Scan the records and identify every line in which the string "mortales" occurs, then return those lines.

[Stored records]
[start]

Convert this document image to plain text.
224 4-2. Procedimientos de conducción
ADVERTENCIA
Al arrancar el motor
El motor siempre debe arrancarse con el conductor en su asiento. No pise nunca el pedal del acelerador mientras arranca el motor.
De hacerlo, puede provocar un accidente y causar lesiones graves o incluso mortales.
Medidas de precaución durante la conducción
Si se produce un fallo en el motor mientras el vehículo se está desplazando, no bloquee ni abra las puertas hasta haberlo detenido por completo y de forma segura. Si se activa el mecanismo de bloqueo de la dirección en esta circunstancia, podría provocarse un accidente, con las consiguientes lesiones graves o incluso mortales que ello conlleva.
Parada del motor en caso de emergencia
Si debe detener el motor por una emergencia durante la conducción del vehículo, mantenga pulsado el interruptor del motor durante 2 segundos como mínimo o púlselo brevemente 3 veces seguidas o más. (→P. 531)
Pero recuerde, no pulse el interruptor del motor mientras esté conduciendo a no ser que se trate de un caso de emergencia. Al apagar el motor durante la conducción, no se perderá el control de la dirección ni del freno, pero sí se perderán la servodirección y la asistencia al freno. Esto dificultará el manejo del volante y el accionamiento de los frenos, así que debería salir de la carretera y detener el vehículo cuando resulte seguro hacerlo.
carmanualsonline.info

[end]

#### Response below:
De hacerlo, puede provocar un accidente y causar lesiones graves o incluso mortales.
Si se produce un fallo en el motor mientras el vehículo se está desplazando, no bloquee ni abra las puertas hasta haberlo detenido por completo y de forma segura. Si se activa el mecanismo de bloqueo de la dirección en esta circunstancia, podría provocarse un accidente, con las consiguientes lesiones graves o incluso mortales que ello conlleva.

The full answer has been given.